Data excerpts
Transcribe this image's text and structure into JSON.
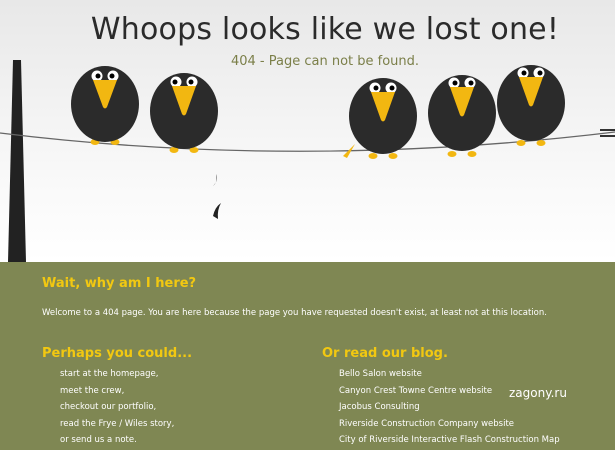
{
  "header": {
    "title": "Whoops looks like we lost one!",
    "subtitle": "404 - Page can not be found."
  },
  "colors": {
    "footer_bg": "#7f8753",
    "heading_yellow": "#f2c811",
    "subtitle_olive": "#7b7f49",
    "crow_body": "#2b2b2b",
    "beak": "#f2b711"
  },
  "illustration": {
    "icons": [
      "utility-pole-icon",
      "crow-icon",
      "power-line-icon",
      "falling-feather-icon"
    ]
  },
  "info": {
    "title": "Wait, why am I here?",
    "text": "Welcome to a 404 page. You are here because the page you have requested doesn't exist, at least not at this location."
  },
  "suggestions": {
    "title": "Perhaps you could...",
    "items": [
      "start at the homepage,",
      "meet the crew,",
      "checkout our portfolio,",
      "read the Frye / Wiles story,",
      "or send us a note."
    ]
  },
  "blog": {
    "title": "Or read our blog.",
    "items": [
      "Bello Salon website",
      "Canyon Crest Towne Centre website",
      "Jacobus Consulting",
      "Riverside Construction Company website",
      "City of Riverside Interactive Flash Construction Map"
    ]
  },
  "watermark": "zagony.ru"
}
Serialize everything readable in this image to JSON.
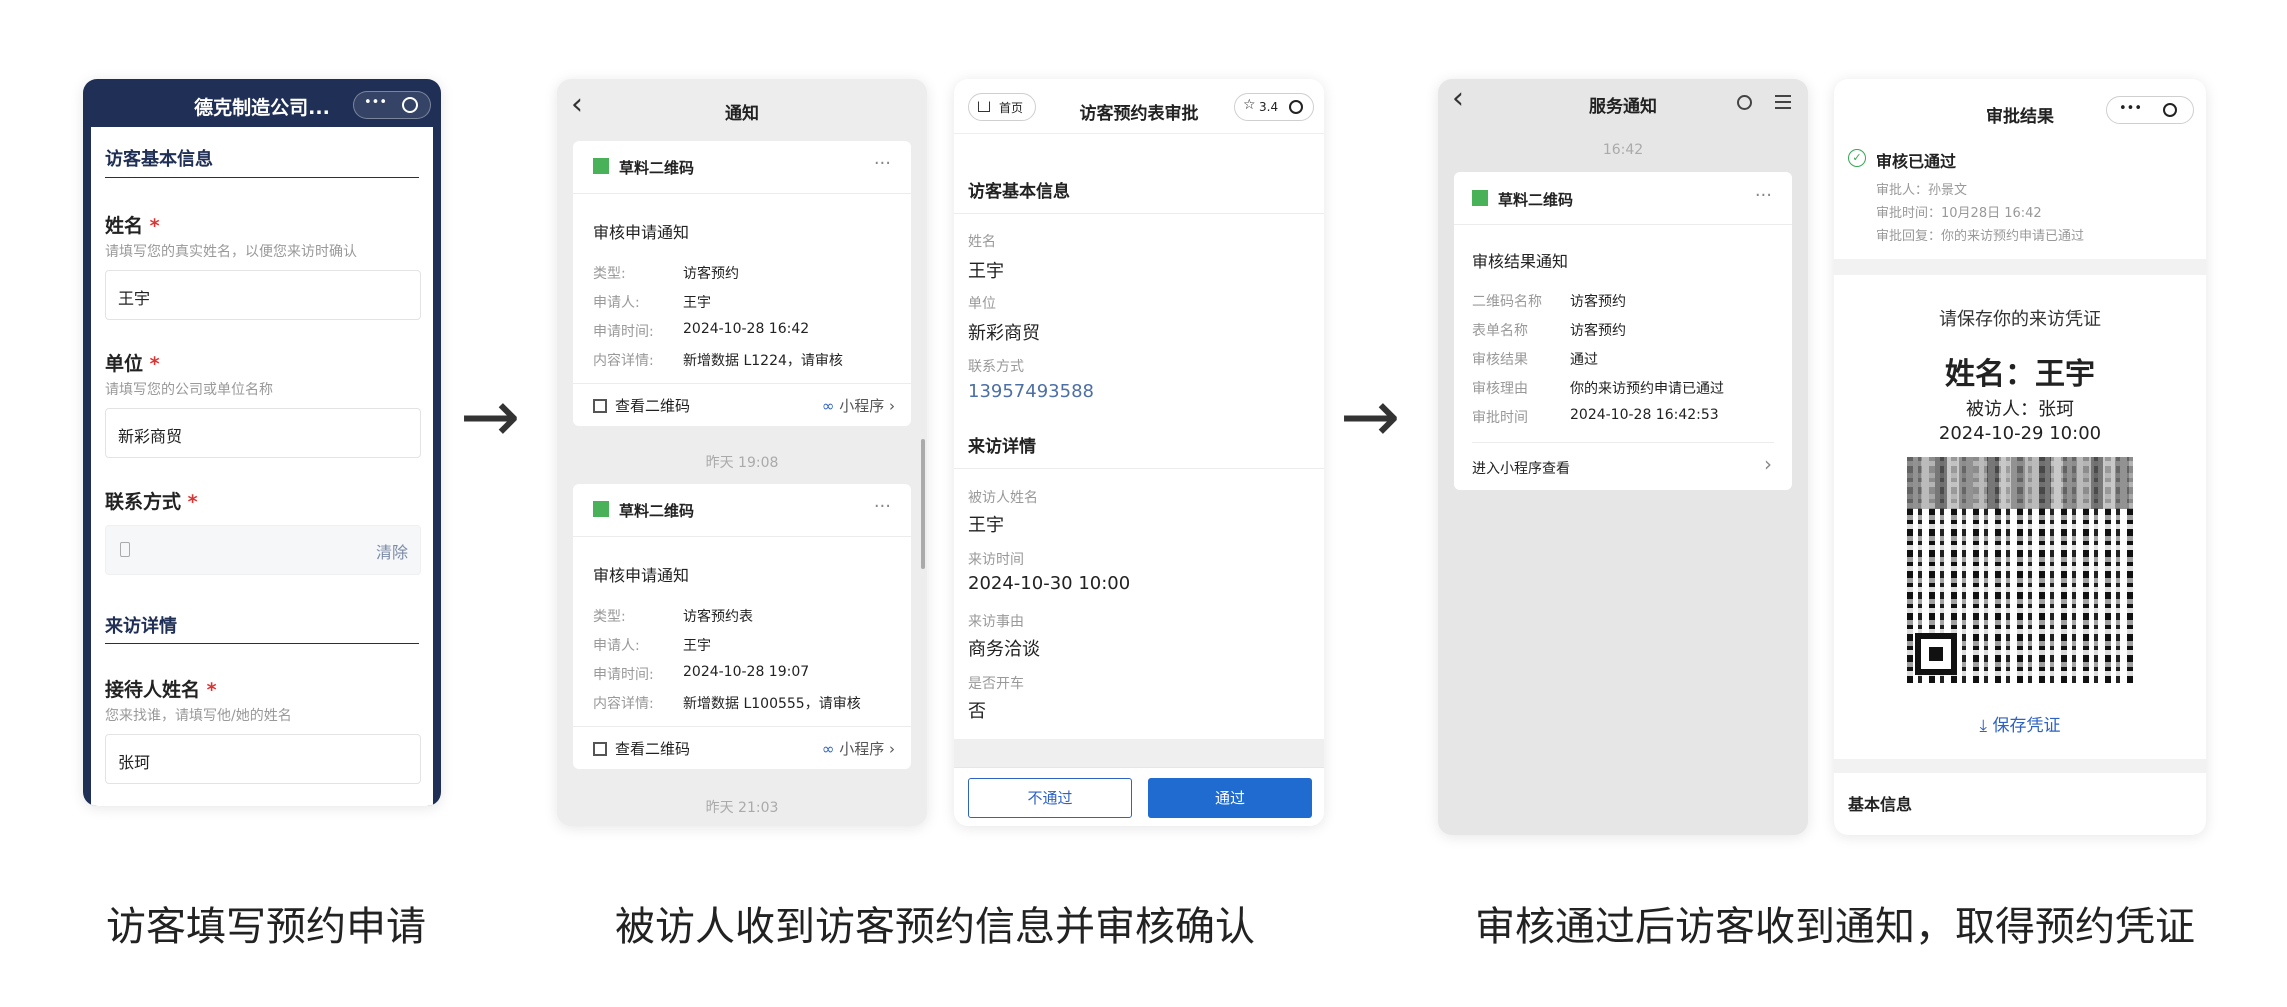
{
  "colors": {
    "brand_dark": "#1f2f55",
    "link_blue": "#2e62c4",
    "approve_blue": "#1f6bd0",
    "success_green": "#34a853",
    "qr_green": "#49b158"
  },
  "arrows": [
    "→",
    "→"
  ],
  "captions": [
    "访客填写预约申请",
    "被访人收到访客预约信息并审核确认",
    "审核通过后访客收到通知，取得预约凭证"
  ],
  "phone1": {
    "title": "德克制造公司...",
    "dots": "•••",
    "section_basic": "访客基本信息",
    "name_label": "姓名",
    "name_hint": "请填写您的真实姓名，以便您来访时确认",
    "name_value": "王宇",
    "unit_label": "单位",
    "unit_hint": "请填写您的公司或单位名称",
    "unit_value": "新彩商贸",
    "contact_label": "联系方式",
    "clear": "清除",
    "section_visit": "来访详情",
    "host_label": "接待人姓名",
    "host_hint": "您来找谁，请填写他/她的姓名",
    "host_value": "张珂",
    "required": "*"
  },
  "phone2": {
    "title": "通知",
    "back": "‹",
    "time2": "昨天 19:08",
    "time3": "昨天 21:03",
    "card_app": "草料二维码",
    "more": "···",
    "view_qr": "查看二维码",
    "mini": "小程序",
    "cards": [
      {
        "title": "审核申请通知",
        "rows": [
          [
            "类型:",
            "访客预约"
          ],
          [
            "申请人:",
            "王宇"
          ],
          [
            "申请时间:",
            "2024-10-28 16:42"
          ],
          [
            "内容详情:",
            "新增数据 L1224，请审核"
          ]
        ]
      },
      {
        "title": "审核申请通知",
        "rows": [
          [
            "类型:",
            "访客预约表"
          ],
          [
            "申请人:",
            "王宇"
          ],
          [
            "申请时间:",
            "2024-10-28 19:07"
          ],
          [
            "内容详情:",
            "新增数据 L100555，请审核"
          ]
        ]
      }
    ]
  },
  "phone3": {
    "home": "首页",
    "title": "访客预约表审批",
    "rating": "3.4",
    "section_basic": "访客基本信息",
    "fields_basic": [
      [
        "姓名",
        "王宇"
      ],
      [
        "单位",
        "新彩商贸"
      ],
      [
        "联系方式",
        "13957493588"
      ]
    ],
    "section_visit": "来访详情",
    "fields_visit": [
      [
        "被访人姓名",
        "王宇"
      ],
      [
        "来访时间",
        "2024-10-30 10:00"
      ],
      [
        "来访事由",
        "商务洽谈"
      ],
      [
        "是否开车",
        "否"
      ]
    ],
    "reject": "不通过",
    "approve": "通过"
  },
  "phone4": {
    "title": "服务通知",
    "back": "‹",
    "time": "16:42",
    "card_app": "草料二维码",
    "more": "···",
    "card_title": "审核结果通知",
    "rows": [
      [
        "二维码名称",
        "访客预约"
      ],
      [
        "表单名称",
        "访客预约"
      ],
      [
        "审核结果",
        "通过"
      ],
      [
        "审核理由",
        "你的来访预约申请已通过"
      ],
      [
        "审批时间",
        "2024-10-28 16:42:53"
      ]
    ],
    "enter": "进入小程序查看",
    "chevron": "›"
  },
  "phone5": {
    "title": "审批结果",
    "dots": "•••",
    "status": "审核已通过",
    "approver": "审批人：孙景文",
    "approve_time": "审批时间：10月28日 16:42",
    "reply": "审批回复：你的来访预约申请已通过",
    "save_hint": "请保存你的来访凭证",
    "big_name": "姓名：王宇",
    "visitee": "被访人：张珂",
    "datetime": "2024-10-29 10:00",
    "save_btn": "保存凭证",
    "basic": "基本信息"
  }
}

## EXERCISE DETAILS
In the entries above, count each line holding "website" and report the total and nothing more.

## TASK OUTPUT
3